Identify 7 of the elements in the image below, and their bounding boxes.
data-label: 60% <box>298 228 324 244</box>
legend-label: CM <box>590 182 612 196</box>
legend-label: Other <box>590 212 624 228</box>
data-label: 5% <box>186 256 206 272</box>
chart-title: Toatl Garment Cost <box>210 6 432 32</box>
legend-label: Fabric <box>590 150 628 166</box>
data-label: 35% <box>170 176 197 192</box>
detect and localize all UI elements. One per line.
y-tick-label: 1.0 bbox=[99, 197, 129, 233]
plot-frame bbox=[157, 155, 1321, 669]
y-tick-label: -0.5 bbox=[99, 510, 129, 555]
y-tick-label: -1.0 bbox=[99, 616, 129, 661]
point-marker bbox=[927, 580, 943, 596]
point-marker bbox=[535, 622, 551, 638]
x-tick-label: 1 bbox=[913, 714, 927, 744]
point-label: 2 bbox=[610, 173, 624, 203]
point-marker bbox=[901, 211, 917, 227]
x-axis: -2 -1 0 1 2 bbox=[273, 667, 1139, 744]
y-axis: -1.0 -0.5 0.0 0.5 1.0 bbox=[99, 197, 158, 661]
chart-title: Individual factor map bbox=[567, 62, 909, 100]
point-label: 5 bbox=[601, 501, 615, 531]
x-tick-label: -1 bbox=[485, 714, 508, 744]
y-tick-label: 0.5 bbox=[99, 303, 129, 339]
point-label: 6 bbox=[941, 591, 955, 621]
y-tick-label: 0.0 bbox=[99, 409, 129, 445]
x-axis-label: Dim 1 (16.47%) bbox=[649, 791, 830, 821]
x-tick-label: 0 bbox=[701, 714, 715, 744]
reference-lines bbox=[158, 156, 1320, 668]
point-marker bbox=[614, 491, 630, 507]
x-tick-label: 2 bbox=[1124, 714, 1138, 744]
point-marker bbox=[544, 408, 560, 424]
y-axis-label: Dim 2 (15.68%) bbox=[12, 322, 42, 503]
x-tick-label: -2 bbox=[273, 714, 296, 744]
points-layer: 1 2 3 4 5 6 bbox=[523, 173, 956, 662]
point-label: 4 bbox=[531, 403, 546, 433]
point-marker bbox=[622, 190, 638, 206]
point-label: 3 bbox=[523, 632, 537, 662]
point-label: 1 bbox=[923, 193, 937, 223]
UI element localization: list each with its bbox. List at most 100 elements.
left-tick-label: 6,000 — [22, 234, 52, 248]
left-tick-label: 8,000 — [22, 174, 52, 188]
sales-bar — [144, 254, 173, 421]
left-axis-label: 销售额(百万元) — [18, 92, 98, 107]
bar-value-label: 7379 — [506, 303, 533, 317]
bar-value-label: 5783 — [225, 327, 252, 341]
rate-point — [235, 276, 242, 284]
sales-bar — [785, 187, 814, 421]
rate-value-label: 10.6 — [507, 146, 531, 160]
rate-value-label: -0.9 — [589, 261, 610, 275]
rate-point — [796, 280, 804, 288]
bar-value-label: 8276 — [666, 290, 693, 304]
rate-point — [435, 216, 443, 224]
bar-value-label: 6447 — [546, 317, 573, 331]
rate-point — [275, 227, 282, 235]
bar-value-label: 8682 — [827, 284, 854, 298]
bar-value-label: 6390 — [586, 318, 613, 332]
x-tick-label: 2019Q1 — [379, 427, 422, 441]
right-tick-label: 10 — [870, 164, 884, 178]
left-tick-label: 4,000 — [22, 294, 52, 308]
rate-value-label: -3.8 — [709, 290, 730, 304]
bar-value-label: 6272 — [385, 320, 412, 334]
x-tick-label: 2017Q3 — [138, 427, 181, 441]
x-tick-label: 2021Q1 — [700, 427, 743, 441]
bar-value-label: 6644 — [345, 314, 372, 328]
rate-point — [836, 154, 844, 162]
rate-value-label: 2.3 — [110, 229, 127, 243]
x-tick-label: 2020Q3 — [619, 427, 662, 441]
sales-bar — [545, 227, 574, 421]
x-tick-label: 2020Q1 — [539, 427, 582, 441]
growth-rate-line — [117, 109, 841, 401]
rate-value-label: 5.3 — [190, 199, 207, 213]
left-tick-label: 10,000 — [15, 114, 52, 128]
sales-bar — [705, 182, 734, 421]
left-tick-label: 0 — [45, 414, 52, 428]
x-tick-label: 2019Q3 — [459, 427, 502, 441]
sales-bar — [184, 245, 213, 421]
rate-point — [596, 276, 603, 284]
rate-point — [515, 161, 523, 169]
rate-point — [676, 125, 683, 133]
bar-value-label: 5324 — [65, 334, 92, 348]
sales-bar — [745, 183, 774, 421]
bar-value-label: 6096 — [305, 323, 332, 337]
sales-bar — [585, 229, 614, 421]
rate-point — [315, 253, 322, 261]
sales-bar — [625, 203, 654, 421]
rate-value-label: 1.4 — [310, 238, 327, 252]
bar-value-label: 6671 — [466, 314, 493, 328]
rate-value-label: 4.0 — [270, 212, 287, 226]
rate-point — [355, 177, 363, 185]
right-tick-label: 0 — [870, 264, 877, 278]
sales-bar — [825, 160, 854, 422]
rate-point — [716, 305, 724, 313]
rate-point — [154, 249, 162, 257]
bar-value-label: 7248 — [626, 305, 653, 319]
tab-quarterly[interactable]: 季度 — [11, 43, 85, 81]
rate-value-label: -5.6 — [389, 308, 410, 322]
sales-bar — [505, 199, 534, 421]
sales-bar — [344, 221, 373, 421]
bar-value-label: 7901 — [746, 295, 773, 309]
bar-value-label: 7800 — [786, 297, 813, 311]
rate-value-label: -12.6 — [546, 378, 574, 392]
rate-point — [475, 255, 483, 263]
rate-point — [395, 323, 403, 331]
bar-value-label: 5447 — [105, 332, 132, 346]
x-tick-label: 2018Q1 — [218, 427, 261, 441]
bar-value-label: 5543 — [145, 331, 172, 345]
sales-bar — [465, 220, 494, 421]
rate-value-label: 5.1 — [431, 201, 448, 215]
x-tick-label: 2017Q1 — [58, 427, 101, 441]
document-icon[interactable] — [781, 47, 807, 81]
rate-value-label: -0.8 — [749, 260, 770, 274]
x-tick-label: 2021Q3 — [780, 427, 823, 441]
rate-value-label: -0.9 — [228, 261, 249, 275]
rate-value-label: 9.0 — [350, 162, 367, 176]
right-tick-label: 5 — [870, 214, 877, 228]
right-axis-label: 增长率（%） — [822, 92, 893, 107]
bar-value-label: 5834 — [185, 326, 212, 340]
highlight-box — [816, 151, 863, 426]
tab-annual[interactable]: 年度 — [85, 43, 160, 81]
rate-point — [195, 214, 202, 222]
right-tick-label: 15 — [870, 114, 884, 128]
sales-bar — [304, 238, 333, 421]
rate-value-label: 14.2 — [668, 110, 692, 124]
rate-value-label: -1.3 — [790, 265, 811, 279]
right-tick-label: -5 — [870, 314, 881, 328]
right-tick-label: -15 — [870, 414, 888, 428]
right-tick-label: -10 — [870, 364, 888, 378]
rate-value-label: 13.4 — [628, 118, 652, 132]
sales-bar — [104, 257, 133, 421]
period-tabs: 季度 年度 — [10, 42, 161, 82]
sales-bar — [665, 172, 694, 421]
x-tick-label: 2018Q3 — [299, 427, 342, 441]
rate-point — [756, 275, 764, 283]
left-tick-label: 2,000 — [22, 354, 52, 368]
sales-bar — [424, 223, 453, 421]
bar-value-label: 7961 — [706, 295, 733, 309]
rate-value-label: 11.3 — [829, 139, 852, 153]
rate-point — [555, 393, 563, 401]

• _OBJECTIVE_:
Can you format the rows from the first one through the one containing "y-tick-label: 1.0 bbox=[99, 197, 129, 233]" as a Markdown table with the columns No. and Text, numbering each line and omitting any blank lines?

• _EXPECTED ANSWER_:
| No. | Text |
|---|---|
| 1 | Identify 7 of the elements in the image below, and their bounding boxes. |
| 2 | data-label: 60% <box>298 228 324 244</box> |
| 3 | legend-label: CM <box>590 182 612 196</box> |
| 4 | legend-label: Other <box>590 212 624 228</box> |
| 5 | data-label: 5% <box>186 256 206 272</box> |
| 6 | chart-title: Toatl Garment Cost <box>210 6 432 32</box> |
| 7 | legend-label: Fabric <box>590 150 628 166</box> |
| 8 | data-label: 35% <box>170 176 197 192</box> |
| 9 | detect and localize all UI elements. One per line. |
| 10 | y-tick-label: 1.0 bbox=[99, 197, 129, 233] |